_Figure content listings_
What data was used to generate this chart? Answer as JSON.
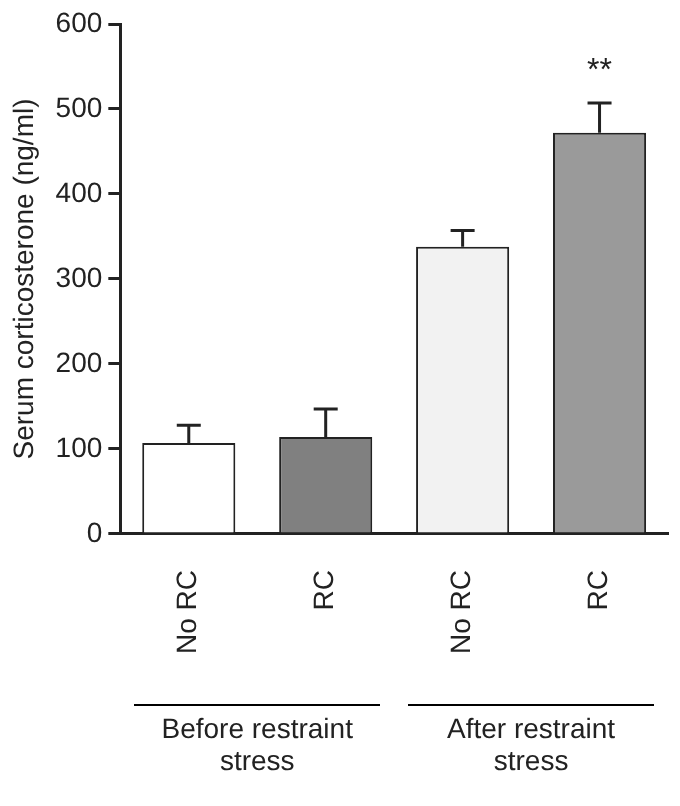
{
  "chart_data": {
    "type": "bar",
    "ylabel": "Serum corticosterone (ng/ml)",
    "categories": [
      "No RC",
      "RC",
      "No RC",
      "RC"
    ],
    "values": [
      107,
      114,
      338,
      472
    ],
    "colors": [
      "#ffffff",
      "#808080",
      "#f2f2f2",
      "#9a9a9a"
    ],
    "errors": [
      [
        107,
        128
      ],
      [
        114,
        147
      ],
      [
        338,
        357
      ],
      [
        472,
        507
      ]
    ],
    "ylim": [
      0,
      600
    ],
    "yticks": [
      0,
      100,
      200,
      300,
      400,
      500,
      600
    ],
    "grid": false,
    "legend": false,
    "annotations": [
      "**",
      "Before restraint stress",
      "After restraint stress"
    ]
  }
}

---

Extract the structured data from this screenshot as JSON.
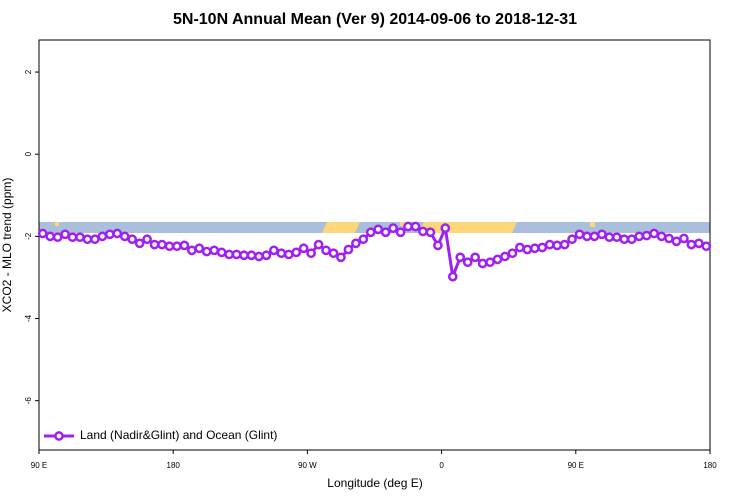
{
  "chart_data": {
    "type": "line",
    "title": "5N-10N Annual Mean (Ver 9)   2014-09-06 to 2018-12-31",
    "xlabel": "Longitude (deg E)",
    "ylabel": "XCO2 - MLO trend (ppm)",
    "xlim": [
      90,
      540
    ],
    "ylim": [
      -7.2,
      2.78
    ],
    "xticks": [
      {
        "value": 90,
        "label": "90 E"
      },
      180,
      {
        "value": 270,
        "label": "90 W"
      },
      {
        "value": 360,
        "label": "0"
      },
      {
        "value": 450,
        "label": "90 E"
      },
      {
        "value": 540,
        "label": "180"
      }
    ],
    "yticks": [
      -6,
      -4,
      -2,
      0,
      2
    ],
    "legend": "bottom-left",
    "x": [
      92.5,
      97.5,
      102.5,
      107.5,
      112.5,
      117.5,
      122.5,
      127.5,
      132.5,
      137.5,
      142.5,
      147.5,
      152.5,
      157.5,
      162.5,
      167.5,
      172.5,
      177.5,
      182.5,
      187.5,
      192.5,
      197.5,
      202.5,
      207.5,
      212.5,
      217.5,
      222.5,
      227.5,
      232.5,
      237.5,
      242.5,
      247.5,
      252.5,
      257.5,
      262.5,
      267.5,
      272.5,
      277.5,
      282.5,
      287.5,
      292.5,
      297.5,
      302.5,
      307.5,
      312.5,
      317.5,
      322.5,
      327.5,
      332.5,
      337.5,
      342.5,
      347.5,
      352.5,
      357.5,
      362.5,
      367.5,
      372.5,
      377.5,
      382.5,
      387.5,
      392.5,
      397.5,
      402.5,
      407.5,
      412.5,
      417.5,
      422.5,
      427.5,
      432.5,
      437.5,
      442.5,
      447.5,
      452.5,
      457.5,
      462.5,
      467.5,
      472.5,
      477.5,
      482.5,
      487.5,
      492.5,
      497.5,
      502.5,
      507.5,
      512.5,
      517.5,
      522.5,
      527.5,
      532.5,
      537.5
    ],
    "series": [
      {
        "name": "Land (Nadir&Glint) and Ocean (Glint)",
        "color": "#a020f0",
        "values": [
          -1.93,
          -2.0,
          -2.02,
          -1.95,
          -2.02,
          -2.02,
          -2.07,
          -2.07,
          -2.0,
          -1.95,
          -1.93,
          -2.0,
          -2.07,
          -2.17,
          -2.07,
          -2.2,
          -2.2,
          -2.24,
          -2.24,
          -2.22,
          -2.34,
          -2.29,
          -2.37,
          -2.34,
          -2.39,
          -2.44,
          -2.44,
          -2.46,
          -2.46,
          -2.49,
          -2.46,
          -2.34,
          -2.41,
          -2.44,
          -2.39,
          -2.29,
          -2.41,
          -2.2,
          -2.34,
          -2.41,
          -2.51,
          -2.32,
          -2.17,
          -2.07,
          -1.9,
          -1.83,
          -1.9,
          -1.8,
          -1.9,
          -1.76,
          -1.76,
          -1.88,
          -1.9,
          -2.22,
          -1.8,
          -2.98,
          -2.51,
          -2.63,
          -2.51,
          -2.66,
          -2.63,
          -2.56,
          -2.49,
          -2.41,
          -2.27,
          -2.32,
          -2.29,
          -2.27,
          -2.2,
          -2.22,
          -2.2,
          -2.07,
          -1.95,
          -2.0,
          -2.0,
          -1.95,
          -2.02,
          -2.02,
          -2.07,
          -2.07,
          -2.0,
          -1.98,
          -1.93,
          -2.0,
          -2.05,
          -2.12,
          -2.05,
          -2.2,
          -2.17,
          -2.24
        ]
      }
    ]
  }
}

_Exercise prompt_
Find the word "this" in the data and copy out each line where it turns up.

_Complete output_
What data was used to generate this chart? Answer as JSON.
Extract the structured data from this screenshot as JSON.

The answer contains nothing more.